#### [What is required]
Look through the data below. Show each line where the string "document" occurs.

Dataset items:
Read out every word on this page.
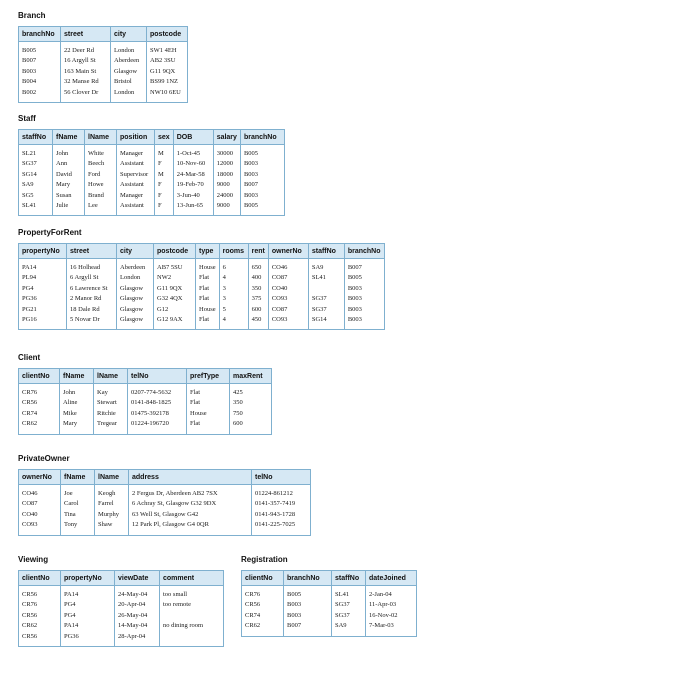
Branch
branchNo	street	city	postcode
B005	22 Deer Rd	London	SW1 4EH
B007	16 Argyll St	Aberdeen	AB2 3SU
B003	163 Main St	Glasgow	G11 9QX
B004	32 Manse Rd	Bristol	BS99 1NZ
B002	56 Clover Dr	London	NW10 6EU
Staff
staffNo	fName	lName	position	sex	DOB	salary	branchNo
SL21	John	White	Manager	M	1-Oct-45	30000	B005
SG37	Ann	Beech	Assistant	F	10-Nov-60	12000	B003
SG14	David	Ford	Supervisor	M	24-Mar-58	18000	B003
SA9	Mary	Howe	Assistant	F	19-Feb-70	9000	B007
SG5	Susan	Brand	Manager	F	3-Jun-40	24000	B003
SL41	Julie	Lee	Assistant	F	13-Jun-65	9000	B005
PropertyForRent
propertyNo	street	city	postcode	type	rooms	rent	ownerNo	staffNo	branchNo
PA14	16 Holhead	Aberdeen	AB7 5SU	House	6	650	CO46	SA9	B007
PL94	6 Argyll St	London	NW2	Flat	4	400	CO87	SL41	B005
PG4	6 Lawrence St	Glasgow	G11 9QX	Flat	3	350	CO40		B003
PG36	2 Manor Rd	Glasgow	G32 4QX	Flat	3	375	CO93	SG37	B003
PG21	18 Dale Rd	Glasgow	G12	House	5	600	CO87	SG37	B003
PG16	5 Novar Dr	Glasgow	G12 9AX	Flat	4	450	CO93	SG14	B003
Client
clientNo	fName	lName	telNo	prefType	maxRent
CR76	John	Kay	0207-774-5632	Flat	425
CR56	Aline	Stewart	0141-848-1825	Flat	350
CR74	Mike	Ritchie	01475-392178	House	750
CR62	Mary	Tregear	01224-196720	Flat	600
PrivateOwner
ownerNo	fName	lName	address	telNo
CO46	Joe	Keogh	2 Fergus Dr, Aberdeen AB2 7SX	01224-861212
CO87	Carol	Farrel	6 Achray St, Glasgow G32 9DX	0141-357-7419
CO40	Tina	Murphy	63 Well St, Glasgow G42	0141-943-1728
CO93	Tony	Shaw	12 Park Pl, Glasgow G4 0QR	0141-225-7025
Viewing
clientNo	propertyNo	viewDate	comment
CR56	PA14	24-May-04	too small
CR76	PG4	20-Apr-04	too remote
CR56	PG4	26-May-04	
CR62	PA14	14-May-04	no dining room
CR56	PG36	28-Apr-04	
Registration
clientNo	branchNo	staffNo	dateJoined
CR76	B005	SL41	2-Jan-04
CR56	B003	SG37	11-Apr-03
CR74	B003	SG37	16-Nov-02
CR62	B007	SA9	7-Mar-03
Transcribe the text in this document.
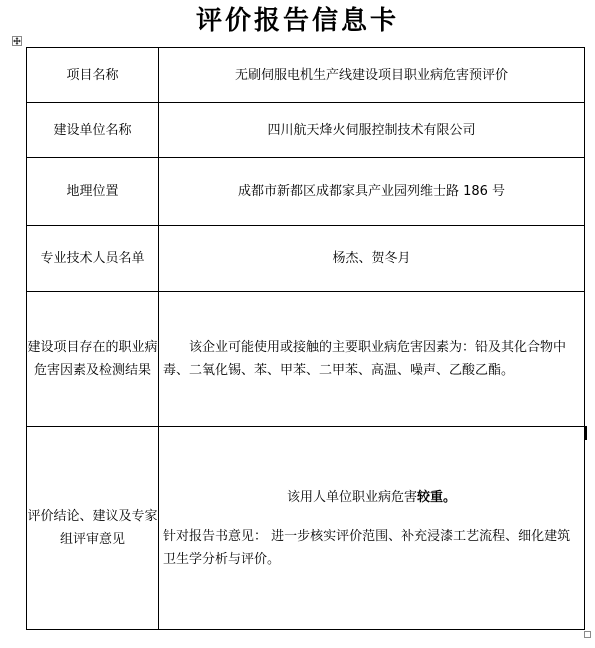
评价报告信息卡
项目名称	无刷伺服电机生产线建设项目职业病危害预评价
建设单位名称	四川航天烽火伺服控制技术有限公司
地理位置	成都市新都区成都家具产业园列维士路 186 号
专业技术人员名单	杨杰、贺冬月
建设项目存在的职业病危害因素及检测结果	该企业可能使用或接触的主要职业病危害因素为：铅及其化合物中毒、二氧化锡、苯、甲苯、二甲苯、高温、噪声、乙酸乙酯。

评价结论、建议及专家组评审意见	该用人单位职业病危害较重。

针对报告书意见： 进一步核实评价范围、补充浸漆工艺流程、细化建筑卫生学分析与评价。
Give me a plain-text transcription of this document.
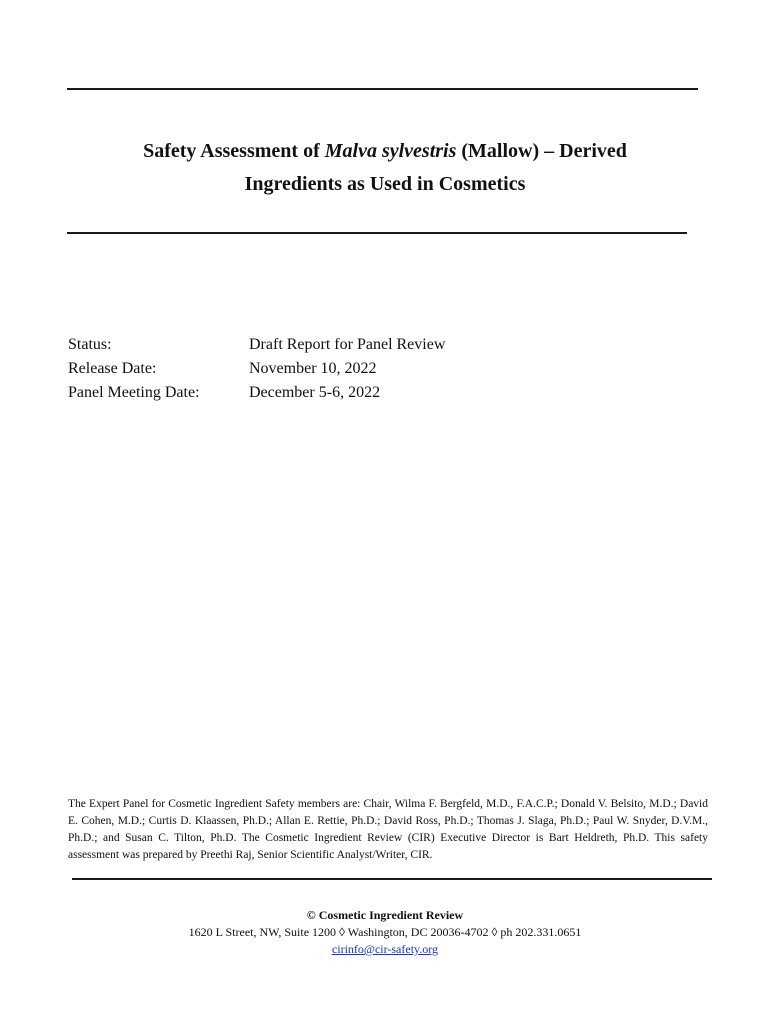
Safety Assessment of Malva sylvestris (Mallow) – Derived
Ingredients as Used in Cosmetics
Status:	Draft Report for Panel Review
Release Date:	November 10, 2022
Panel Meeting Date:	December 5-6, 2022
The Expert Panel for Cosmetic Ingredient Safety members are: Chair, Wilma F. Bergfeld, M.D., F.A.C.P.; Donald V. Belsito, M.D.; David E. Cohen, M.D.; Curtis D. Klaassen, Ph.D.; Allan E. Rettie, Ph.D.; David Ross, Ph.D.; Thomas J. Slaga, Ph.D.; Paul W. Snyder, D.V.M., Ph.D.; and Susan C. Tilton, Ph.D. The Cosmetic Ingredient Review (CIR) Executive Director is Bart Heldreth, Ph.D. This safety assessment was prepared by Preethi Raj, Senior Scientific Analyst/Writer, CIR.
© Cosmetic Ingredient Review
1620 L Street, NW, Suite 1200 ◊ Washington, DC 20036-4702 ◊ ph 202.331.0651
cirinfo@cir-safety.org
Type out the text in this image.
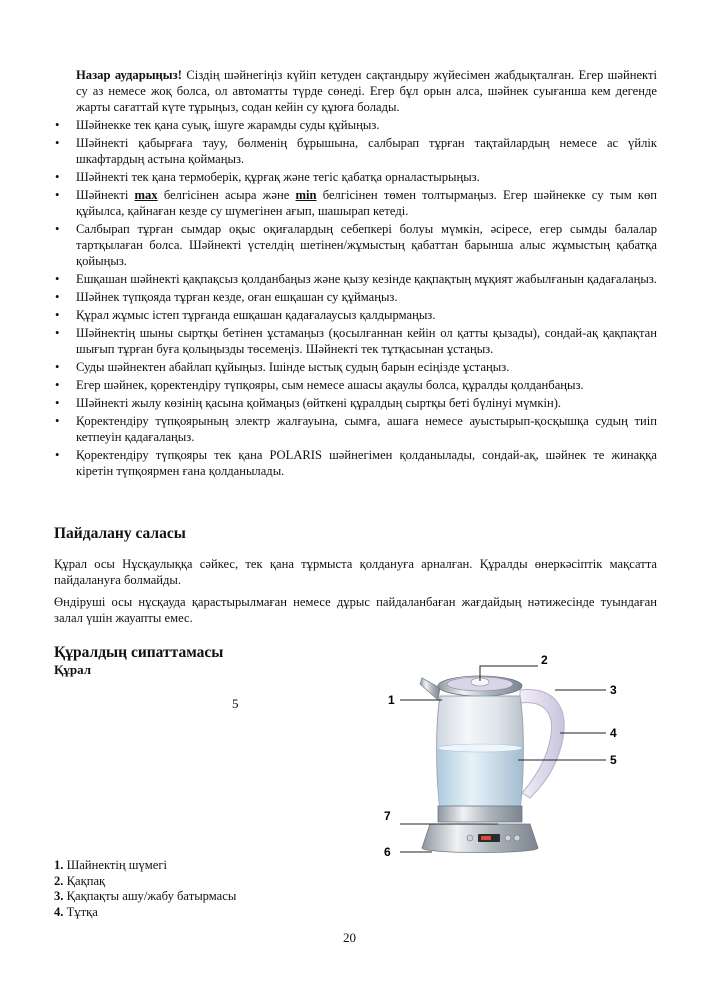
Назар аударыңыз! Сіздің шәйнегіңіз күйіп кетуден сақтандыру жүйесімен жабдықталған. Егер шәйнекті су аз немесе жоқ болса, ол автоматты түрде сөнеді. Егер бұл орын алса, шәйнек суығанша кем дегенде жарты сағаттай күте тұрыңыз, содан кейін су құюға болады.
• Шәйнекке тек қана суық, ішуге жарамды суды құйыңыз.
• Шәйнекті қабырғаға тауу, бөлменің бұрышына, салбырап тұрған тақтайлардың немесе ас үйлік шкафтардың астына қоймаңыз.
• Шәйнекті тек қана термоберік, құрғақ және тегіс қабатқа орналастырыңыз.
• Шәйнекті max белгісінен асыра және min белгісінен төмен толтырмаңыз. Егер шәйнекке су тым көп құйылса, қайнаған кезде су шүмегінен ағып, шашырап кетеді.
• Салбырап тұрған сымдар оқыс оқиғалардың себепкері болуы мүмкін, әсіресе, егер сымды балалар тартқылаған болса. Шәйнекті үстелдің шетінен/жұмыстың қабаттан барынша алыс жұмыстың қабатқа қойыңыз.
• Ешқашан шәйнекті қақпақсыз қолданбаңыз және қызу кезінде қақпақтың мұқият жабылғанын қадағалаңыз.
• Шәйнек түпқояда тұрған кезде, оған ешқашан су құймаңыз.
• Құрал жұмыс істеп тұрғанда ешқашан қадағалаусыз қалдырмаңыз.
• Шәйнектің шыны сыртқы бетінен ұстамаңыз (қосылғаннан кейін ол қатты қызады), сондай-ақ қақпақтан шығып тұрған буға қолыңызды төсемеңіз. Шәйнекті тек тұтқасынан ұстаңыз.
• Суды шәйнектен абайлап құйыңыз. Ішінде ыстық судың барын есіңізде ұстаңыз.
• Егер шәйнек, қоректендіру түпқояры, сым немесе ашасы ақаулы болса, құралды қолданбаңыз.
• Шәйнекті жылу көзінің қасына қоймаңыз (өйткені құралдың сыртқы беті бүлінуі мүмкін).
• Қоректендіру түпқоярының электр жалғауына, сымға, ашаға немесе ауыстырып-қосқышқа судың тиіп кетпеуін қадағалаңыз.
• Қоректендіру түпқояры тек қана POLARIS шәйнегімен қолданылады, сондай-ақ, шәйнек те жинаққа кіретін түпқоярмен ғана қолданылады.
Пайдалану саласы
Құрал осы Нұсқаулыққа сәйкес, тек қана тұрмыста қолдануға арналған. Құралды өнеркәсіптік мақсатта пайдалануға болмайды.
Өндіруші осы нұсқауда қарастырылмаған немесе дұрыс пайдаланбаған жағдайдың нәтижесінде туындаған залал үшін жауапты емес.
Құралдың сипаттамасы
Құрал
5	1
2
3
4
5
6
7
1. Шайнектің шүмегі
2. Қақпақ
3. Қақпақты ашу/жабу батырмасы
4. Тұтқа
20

#### [Written answer]
Transcribe the text in this document.
Give me a plain-text transcription of this document.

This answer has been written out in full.